Stated problem A: According to the interview with Chris Mentzel, when did the Data-Driven Discovery Initiative give its first award?

Page extract:
Home PublicationsData Innovators 5 Q’s for Chris Mentzel, Program Director for the Data-Driven Discovery Initiative at the Gordon and Betty Moore Foundation

5 Q’s for Chris Mentzel, Program Director for the Data-Driven Discovery Initiative at the Gordon and Betty Moore Foundation

by Joshua New
by
Chris Mentzel

The Center for Data Innovation spoke with Chris Mentzel, program director for the Data-Driven Discovery Initiative at the Gordon and Betty Moore Foundation in Palo Alto, California. Mentzel discussed how data-driven discovery is changing research and the challenges in emphasizing data science in academia.  

Joshua New: Why is your foundation focused on “data-driven discovery”? Doesn’t all research rely on data and information?

Chris Mentzel: Absolutely, all scientists use and analyze data in their research. Some researchers are theorists who use very little data, some are experimentalists who generate data, some are computational who simulate data, and some are data-driven who principally collate and aggregate data. The term data-driven discovery is meant to emphasize the kind of research that begins and ends with collating, aggregating, analyzing, and publishing scientific data in pursuit of new discoveries. A good primer on the distinction between data-driven research and other modalities is the book The Fourth Paradigm, by Tony Hey et al., from his time at Microsoft. Another way to think about data-driven discovery is as the application of data science to domains of inquiry like life, physical, earth, or social sciences. But then you’d have to ask me what is data science.

New: The Data-Driven Discovery Initiative gave its first award in April 2013. How has the field changed since then as data technologies like AI and the Internet of Things have matured?

Mentzel: Quite a lot, but first let me correct the notion that data-driven discovery is just one field. A better way to think about it is as a paradigm shift in all of research; the amount of new knowledge we can generate has exploded due to the increases in the volume, variety, and velocity of modern science data mixed with the incredible power of modern scientific computing capabilities.

Stated problem B: Copy out the records word for word, from their first line through the line containing "chart-title: Debt as", including both of those lines.

Data provided:
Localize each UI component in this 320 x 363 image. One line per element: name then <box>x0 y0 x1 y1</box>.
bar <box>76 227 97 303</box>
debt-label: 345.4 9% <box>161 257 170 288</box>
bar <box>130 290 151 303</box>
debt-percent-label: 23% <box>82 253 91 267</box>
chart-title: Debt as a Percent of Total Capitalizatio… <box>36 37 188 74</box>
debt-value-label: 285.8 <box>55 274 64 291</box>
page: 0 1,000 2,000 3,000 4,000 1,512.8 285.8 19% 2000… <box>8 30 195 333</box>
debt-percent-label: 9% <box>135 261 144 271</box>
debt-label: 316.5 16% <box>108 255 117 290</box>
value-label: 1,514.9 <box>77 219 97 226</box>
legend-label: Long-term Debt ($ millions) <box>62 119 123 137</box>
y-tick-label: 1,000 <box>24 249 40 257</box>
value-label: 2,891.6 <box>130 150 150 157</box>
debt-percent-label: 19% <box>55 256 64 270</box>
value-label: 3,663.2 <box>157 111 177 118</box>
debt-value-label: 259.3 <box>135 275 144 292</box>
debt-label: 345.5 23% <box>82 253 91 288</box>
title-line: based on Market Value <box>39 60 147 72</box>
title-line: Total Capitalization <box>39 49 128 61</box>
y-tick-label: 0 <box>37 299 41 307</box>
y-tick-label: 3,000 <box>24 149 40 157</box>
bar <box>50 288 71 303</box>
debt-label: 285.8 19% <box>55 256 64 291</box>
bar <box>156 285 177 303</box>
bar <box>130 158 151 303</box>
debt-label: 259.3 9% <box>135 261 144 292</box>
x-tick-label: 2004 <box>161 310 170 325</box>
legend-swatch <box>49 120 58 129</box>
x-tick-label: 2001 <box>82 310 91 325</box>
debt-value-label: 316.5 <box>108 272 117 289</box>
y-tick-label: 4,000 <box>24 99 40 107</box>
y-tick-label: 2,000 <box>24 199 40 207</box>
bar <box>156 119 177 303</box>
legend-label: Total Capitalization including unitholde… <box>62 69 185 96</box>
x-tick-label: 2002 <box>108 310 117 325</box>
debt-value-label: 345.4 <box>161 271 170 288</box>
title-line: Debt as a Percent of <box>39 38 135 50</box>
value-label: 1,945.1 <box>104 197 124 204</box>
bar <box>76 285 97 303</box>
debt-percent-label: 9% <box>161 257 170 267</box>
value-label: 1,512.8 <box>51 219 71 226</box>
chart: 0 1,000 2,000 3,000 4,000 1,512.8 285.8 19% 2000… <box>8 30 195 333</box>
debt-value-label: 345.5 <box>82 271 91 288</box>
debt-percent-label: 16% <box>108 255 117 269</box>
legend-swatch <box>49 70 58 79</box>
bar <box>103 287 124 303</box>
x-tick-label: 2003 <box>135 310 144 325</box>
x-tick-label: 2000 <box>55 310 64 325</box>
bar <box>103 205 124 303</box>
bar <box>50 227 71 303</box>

Response A: April 2013.

Response B:
Localize each UI component in this 320 x 363 image. One line per element: name then <box>x0 y0 x1 y1</box>.
bar <box>76 227 97 303</box>
debt-label: 345.4 9% <box>161 257 170 288</box>
bar <box>130 290 151 303</box>
debt-percent-label: 23% <box>82 253 91 267</box>
chart-title: Debt as a Percent of Total Capitalizatio… <box>36 37 188 74</box>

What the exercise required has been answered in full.